* [RECORD EXCERPTS]:
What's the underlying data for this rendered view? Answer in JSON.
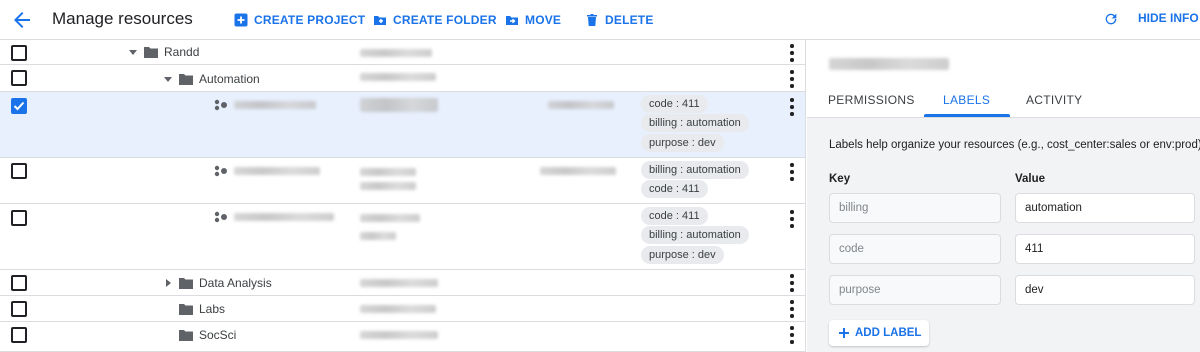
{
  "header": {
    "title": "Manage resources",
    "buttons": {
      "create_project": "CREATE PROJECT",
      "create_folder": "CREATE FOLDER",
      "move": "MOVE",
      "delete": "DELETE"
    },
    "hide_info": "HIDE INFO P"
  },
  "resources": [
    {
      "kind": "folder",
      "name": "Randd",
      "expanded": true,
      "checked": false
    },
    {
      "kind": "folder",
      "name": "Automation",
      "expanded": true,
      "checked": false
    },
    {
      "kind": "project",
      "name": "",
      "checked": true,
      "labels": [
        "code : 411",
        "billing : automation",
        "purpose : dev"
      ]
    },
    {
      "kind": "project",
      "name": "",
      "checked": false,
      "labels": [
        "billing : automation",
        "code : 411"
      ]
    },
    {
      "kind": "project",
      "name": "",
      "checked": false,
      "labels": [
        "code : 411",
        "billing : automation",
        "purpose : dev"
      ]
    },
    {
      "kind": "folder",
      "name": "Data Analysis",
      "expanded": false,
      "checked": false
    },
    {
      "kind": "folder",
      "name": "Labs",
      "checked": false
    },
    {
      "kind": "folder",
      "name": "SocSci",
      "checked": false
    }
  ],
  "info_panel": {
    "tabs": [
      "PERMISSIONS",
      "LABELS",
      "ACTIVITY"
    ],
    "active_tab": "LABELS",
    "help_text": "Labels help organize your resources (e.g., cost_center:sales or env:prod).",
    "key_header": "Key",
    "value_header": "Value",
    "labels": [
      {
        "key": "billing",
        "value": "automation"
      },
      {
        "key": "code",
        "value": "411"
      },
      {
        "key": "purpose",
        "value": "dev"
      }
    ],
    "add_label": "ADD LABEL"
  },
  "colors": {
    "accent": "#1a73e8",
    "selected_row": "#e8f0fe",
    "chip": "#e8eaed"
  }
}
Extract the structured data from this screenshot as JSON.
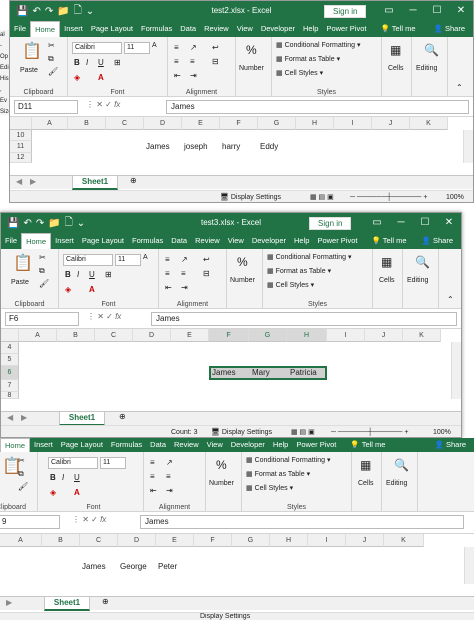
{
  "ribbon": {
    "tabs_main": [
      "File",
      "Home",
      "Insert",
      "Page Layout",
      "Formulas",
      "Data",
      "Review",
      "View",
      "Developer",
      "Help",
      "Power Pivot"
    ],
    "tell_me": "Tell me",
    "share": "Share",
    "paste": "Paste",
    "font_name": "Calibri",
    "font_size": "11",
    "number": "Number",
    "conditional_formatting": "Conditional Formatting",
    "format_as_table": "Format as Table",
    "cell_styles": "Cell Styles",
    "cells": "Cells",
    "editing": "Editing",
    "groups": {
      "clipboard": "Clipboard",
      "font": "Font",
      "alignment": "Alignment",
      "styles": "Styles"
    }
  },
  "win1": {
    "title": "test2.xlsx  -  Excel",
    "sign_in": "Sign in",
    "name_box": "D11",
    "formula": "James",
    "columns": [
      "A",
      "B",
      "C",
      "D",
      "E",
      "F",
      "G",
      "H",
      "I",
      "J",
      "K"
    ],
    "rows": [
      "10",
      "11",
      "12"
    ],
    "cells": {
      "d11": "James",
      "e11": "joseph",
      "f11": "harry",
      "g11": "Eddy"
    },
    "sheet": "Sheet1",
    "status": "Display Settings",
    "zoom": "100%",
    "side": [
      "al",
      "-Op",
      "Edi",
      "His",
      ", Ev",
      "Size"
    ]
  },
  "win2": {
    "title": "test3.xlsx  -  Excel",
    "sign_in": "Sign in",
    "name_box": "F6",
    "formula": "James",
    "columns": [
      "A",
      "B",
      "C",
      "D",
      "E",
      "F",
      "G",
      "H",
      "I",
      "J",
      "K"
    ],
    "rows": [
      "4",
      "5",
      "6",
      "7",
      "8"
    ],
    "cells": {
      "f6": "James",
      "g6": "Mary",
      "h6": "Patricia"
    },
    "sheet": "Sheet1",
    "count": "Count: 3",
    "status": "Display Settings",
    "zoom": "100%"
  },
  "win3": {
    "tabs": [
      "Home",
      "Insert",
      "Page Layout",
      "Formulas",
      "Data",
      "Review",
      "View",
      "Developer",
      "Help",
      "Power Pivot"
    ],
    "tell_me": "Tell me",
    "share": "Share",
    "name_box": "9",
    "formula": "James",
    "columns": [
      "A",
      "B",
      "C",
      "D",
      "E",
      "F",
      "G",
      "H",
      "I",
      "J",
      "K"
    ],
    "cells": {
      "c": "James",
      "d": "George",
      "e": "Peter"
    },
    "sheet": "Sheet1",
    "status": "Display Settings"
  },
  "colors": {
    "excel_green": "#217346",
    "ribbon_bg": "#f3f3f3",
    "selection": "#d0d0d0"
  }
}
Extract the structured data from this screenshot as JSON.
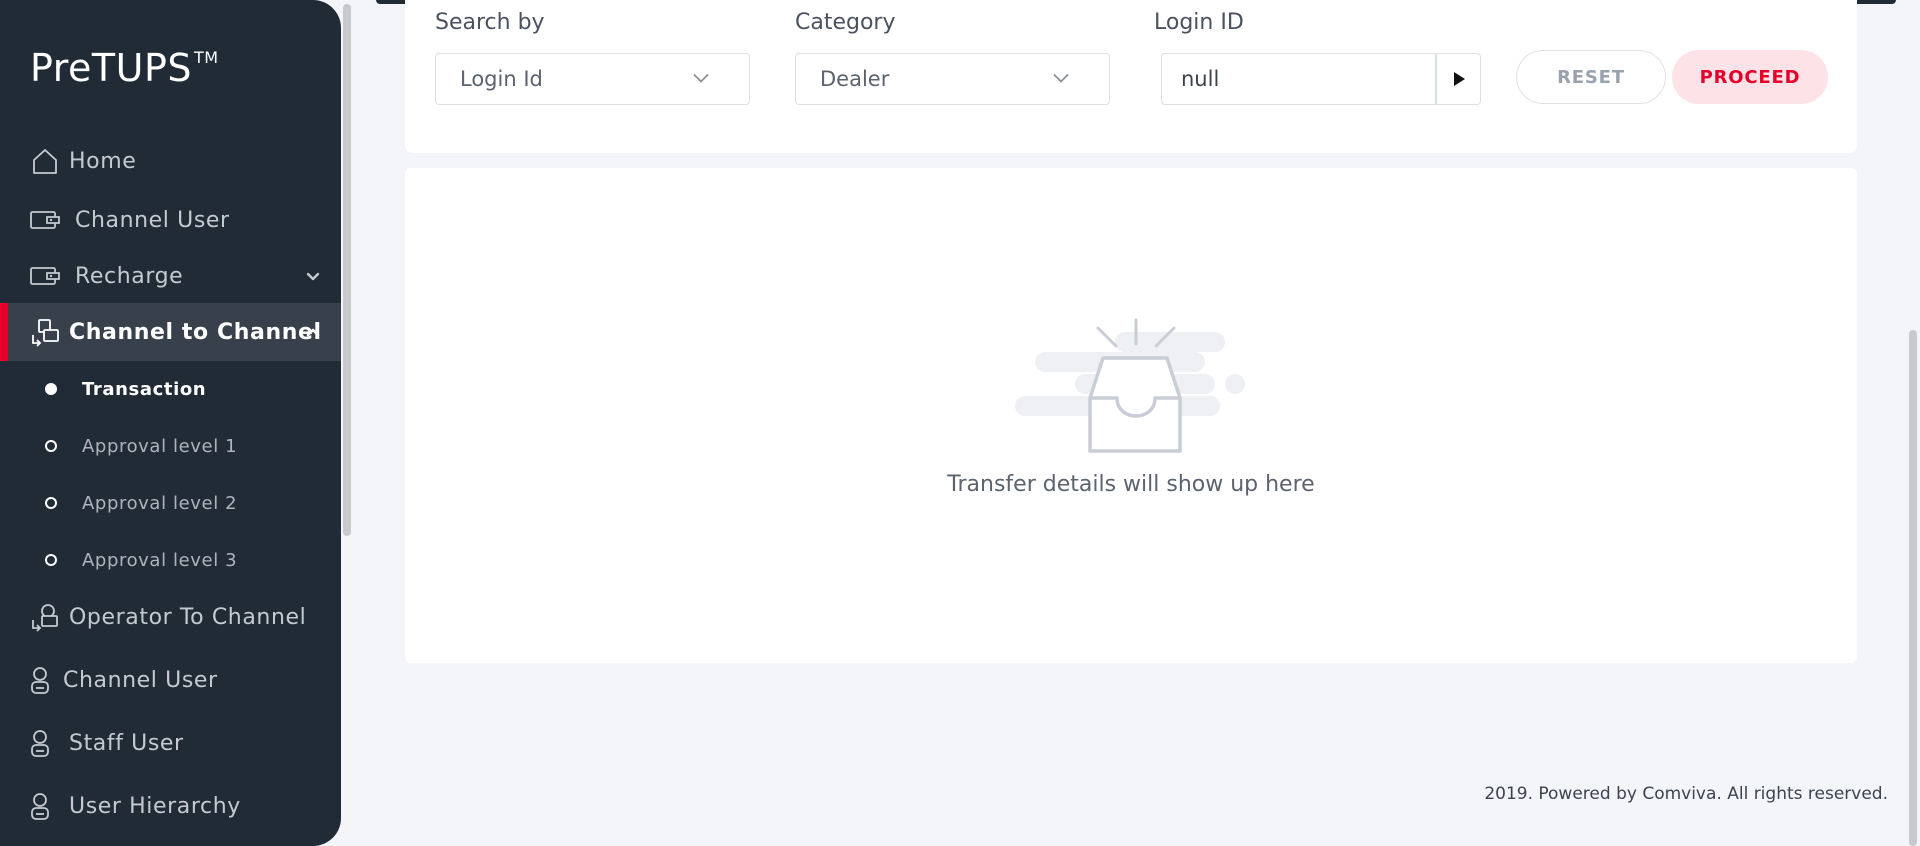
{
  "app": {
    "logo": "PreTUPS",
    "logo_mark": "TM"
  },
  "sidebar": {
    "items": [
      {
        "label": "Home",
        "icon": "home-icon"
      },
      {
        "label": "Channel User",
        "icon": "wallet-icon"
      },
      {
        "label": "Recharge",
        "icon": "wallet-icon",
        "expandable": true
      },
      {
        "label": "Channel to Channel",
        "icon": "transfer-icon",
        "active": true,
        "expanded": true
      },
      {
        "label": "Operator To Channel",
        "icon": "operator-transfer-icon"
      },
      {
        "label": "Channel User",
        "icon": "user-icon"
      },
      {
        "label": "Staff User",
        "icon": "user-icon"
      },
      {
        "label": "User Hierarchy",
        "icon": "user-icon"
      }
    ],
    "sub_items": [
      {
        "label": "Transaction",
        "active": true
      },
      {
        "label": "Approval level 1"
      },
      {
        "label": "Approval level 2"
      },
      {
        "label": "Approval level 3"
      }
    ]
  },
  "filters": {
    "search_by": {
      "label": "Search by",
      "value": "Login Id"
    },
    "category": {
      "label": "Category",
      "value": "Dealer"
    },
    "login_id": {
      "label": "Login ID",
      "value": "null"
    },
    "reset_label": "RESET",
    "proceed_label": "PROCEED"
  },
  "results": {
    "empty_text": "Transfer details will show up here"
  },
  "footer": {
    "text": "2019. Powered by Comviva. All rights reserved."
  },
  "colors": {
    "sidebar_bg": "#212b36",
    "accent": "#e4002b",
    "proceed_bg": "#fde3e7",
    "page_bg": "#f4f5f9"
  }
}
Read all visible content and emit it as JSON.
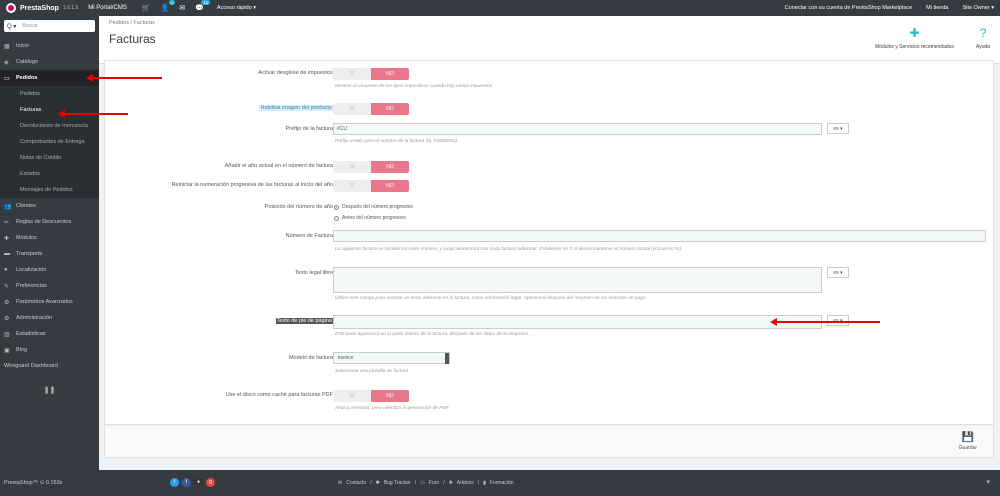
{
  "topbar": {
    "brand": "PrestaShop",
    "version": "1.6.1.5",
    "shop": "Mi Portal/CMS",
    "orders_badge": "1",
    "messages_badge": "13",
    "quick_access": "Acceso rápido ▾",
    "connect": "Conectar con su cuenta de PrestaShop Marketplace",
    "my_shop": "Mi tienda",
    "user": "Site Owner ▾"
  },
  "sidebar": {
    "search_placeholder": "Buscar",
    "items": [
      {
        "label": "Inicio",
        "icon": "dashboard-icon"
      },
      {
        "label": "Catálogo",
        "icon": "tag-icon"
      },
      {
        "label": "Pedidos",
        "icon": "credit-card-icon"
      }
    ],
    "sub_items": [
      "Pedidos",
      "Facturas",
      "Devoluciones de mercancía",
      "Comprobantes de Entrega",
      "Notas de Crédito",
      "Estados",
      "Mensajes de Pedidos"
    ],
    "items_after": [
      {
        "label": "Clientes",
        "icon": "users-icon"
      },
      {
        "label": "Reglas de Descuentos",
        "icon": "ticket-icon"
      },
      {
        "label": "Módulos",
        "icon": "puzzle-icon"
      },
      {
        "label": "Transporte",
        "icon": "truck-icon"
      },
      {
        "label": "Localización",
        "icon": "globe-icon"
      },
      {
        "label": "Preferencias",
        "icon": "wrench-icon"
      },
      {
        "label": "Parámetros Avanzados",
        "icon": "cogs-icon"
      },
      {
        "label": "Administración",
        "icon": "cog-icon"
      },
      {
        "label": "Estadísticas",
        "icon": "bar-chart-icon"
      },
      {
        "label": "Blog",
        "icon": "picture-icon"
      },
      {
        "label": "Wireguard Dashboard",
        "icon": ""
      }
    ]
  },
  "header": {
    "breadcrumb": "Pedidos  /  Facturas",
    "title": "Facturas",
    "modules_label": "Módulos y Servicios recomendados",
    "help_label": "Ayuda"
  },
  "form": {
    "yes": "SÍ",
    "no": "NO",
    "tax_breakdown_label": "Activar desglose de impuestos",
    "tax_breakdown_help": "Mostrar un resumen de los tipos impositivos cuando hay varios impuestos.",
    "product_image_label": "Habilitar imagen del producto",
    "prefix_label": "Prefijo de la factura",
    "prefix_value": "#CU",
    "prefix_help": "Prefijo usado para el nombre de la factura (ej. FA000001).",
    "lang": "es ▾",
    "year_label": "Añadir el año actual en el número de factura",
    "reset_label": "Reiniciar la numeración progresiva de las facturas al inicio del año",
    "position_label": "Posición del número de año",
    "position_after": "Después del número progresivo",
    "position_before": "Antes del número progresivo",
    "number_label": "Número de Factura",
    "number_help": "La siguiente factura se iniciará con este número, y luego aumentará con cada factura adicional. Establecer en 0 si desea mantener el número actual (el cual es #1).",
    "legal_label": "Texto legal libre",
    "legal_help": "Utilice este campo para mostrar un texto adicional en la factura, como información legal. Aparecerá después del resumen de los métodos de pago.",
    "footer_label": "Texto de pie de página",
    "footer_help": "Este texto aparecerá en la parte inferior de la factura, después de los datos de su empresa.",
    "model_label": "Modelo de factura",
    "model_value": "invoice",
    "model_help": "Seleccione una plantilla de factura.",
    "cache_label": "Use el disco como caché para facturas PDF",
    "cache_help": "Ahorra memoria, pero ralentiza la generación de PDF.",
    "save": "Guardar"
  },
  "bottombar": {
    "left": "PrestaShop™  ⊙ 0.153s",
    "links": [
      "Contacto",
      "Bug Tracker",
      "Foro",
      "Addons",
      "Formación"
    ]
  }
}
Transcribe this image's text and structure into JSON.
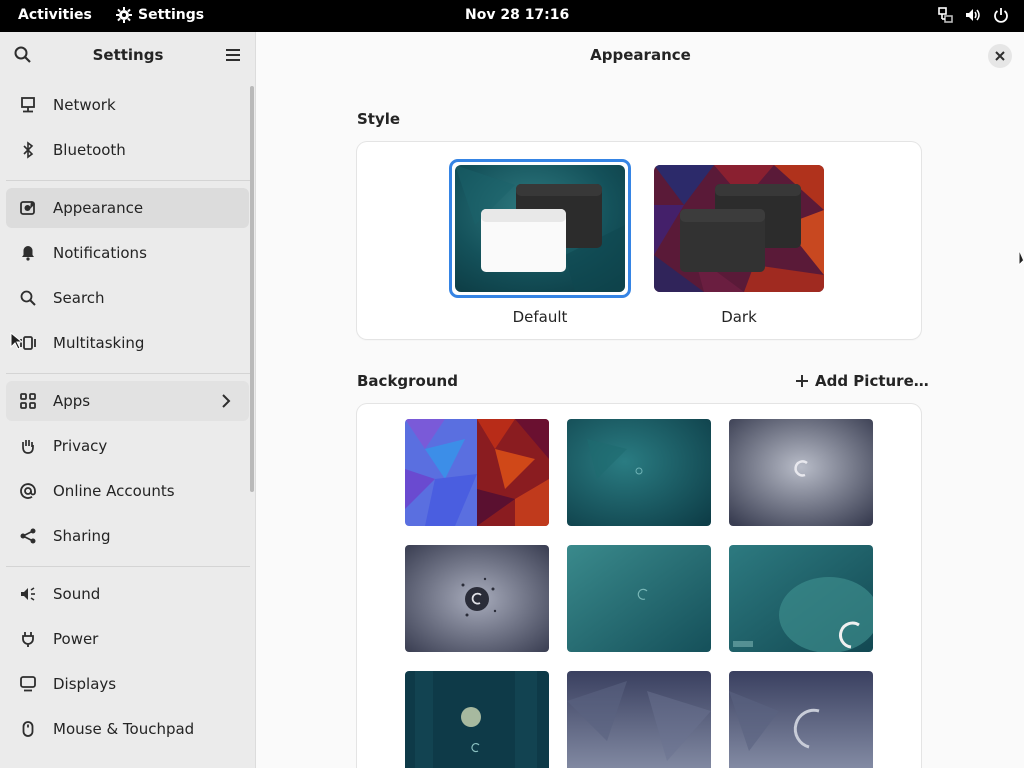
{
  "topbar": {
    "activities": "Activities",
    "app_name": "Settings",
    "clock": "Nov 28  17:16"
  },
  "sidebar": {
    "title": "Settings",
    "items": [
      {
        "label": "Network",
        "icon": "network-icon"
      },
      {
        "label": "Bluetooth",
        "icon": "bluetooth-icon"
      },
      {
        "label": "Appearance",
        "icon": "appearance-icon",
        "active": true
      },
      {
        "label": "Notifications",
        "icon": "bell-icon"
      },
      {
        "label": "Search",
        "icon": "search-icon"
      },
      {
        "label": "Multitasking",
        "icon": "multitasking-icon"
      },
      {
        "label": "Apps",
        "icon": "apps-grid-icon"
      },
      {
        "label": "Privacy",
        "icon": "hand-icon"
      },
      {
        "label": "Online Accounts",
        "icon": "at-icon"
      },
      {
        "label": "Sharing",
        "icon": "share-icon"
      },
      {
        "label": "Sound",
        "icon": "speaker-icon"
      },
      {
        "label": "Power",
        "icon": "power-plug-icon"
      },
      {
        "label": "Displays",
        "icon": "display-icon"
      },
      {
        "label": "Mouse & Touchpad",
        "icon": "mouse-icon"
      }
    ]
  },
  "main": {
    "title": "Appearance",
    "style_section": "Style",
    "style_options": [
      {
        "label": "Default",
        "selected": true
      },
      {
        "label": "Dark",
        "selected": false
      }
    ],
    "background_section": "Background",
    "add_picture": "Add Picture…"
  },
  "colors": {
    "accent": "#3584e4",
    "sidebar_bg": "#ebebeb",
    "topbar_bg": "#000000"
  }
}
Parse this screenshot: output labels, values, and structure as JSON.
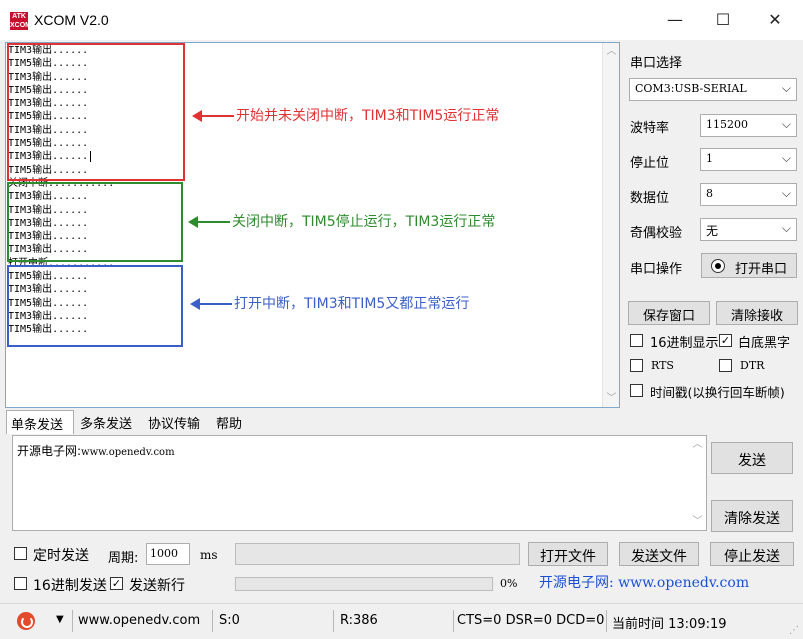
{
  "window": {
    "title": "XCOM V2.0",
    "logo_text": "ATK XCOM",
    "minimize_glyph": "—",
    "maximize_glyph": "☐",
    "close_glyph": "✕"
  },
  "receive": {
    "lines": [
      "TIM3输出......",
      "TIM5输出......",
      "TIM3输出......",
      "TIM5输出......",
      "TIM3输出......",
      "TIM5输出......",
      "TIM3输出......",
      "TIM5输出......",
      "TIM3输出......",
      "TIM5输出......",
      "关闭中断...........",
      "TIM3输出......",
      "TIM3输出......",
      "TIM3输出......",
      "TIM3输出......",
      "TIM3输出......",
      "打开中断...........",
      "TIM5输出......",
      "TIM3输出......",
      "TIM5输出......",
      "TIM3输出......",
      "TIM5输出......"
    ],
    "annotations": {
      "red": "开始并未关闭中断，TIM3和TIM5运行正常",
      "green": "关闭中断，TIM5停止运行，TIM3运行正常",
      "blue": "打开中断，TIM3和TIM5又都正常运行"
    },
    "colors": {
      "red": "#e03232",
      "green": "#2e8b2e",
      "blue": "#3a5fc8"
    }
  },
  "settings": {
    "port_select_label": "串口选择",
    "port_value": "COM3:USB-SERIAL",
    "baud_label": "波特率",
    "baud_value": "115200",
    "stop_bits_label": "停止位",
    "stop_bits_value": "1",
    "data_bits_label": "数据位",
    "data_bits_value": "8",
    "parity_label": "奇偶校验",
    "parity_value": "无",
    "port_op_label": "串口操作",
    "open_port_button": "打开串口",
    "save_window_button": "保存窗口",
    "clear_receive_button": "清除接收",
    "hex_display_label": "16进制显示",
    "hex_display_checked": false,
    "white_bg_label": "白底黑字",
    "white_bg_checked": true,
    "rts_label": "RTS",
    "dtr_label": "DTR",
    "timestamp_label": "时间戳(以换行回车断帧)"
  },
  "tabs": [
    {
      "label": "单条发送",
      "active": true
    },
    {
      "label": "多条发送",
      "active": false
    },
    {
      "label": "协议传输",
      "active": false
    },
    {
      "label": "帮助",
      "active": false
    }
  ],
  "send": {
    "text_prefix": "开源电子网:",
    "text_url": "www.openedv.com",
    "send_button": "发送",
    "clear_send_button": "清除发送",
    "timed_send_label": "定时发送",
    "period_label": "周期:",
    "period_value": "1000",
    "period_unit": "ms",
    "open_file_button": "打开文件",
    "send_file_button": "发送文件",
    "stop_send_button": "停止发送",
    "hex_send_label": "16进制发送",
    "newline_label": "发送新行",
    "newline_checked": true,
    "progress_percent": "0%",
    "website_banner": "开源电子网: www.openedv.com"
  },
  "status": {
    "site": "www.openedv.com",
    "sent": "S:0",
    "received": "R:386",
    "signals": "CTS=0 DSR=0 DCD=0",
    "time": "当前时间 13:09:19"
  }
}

* [AIM]:
Copy out each line of the records where the string "impuestos" appears.

* [CORRECT RESPONSE]:
    "tax_breakdown_label": "Activar desglose de impuestos",
    "tax_breakdown_help": "Mostrar un resumen de los tipos impositivos cuando hay varios impuestos.",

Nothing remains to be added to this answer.